=== ENTRIES ===

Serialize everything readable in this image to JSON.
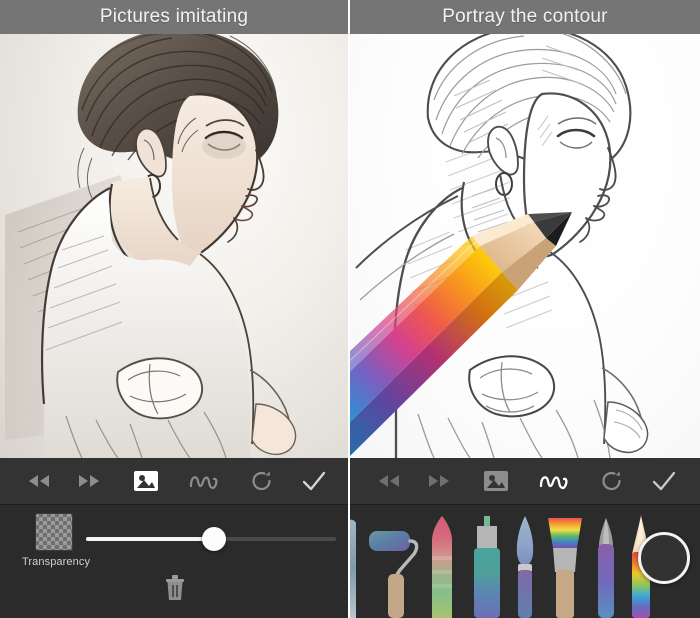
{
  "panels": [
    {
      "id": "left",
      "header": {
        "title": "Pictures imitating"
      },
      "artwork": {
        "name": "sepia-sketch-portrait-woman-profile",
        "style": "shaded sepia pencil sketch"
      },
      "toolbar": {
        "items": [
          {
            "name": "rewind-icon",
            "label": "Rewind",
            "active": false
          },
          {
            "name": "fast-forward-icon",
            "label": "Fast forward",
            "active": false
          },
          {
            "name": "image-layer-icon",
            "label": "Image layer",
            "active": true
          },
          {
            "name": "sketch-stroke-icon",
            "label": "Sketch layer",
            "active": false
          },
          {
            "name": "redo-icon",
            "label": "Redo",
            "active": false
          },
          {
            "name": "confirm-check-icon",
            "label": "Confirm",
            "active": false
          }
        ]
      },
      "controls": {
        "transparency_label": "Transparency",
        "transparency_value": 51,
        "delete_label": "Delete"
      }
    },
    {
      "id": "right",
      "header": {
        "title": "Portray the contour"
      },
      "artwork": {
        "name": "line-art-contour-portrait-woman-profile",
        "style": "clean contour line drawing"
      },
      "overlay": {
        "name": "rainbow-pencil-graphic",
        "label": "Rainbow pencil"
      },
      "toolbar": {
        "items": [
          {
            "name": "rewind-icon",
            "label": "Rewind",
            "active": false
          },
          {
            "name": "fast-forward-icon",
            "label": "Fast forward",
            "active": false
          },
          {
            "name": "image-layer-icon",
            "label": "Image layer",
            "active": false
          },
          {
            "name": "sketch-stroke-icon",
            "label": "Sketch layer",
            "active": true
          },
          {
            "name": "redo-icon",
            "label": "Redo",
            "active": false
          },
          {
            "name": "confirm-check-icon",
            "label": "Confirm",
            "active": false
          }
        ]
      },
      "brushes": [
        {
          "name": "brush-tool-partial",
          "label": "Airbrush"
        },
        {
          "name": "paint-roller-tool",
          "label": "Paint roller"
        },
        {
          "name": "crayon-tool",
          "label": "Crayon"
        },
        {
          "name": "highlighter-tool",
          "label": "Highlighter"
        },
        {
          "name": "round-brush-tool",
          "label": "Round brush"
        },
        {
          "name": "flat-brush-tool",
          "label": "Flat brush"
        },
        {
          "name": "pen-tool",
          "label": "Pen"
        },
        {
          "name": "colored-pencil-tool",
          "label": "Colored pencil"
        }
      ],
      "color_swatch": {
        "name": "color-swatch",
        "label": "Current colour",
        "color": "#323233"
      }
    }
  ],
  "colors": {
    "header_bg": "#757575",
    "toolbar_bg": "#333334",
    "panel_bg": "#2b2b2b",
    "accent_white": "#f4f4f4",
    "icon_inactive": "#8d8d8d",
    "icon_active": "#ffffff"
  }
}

===
=== ENTRIES ===

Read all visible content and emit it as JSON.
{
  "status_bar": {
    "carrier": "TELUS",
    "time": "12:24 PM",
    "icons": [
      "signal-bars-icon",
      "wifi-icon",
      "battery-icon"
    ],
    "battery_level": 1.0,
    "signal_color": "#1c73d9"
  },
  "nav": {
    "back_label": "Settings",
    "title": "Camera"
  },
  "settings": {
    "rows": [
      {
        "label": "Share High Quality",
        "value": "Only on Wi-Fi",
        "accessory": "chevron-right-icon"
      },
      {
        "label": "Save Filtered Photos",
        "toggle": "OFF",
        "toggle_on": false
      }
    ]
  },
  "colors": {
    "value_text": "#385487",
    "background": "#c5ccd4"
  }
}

===

> [TASK PROMPT]
List the lines of the entries that include "sepia".

> [SOLUTION FOR THIS EXERCISE]
        "name": "sepia-sketch-portrait-woman-profile",
        "style": "shaded sepia pencil sketch"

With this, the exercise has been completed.